** GOAL **
Reply only with how many lines contain the word "切好分好".
━━━ SUPPLIED DATA
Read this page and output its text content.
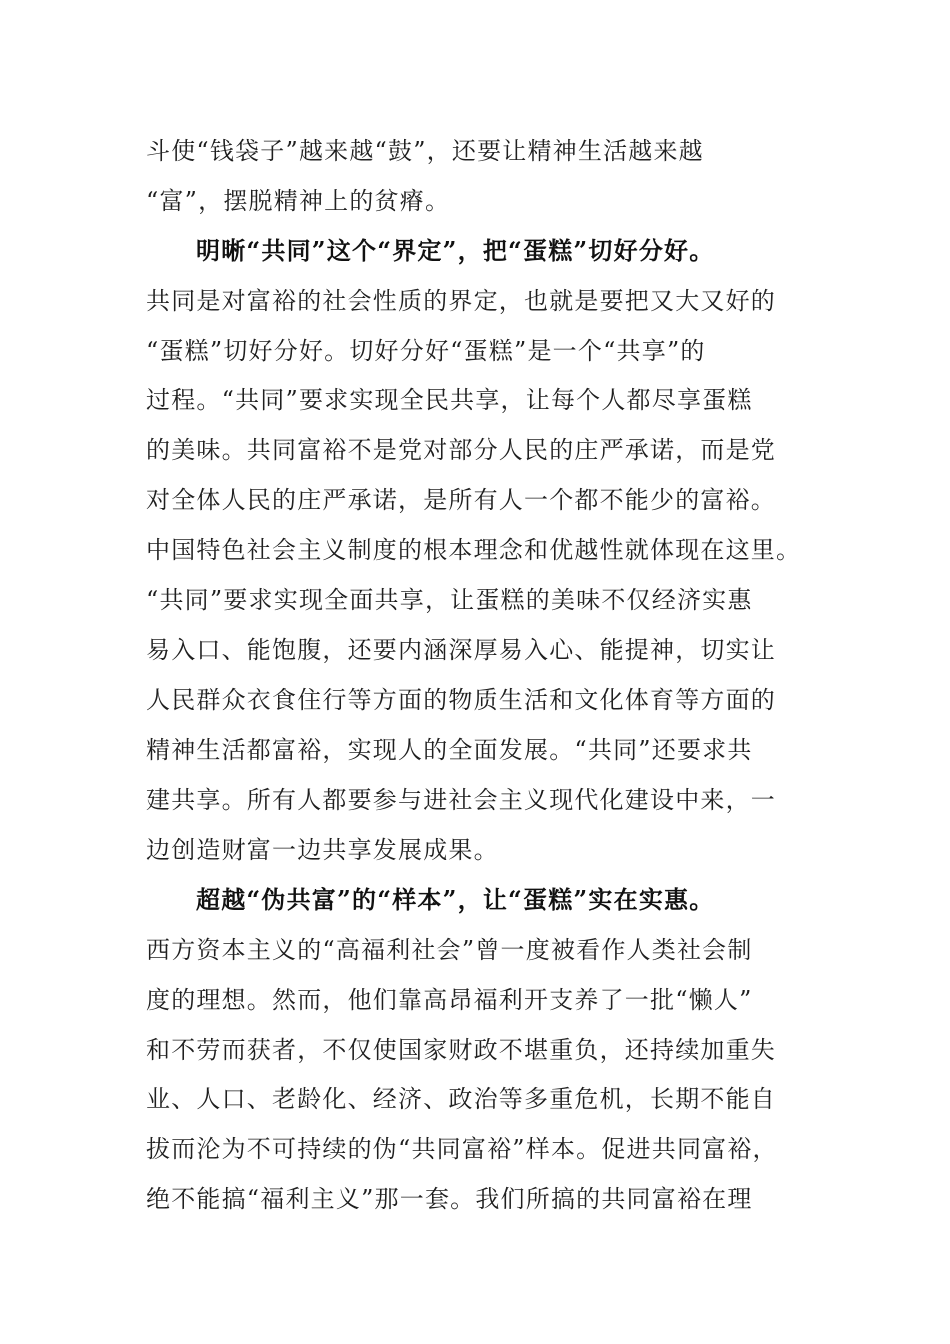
斗使“钱袋子”越来越“鼓”，还要让精神生活越来越
“富”，摆脱精神上的贫瘠。
明晰“共同”这个“界定”，把“蛋糕”切好分好。
共同是对富裕的社会性质的界定，也就是要把又大又好的
“蛋糕”切好分好。切好分好“蛋糕”是一个“共享”的
过程。“共同”要求实现全民共享，让每个人都尽享蛋糕
的美味。共同富裕不是党对部分人民的庄严承诺，而是党
对全体人民的庄严承诺，是所有人一个都不能少的富裕。
中国特色社会主义制度的根本理念和优越性就体现在这里。
“共同”要求实现全面共享，让蛋糕的美味不仅经济实惠
易入口、能饱腹，还要内涵深厚易入心、能提神，切实让
人民群众衣食住行等方面的物质生活和文化体育等方面的
精神生活都富裕，实现人的全面发展。“共同”还要求共
建共享。所有人都要参与进社会主义现代化建设中来，一
边创造财富一边共享发展成果。
超越“伪共富”的“样本”，让“蛋糕”实在实惠。
西方资本主义的“高福利社会”曾一度被看作人类社会制
度的理想。然而，他们靠高昂福利开支养了一批“懒人”
和不劳而获者，不仅使国家财政不堪重负，还持续加重失
业、人口、老龄化、经济、政治等多重危机，长期不能自
拔而沦为不可持续的伪“共同富裕”样本。促进共同富裕，
绝不能搞“福利主义”那一套。我们所搞的共同富裕在理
━━━━━━
** ANSWER BELOW **
2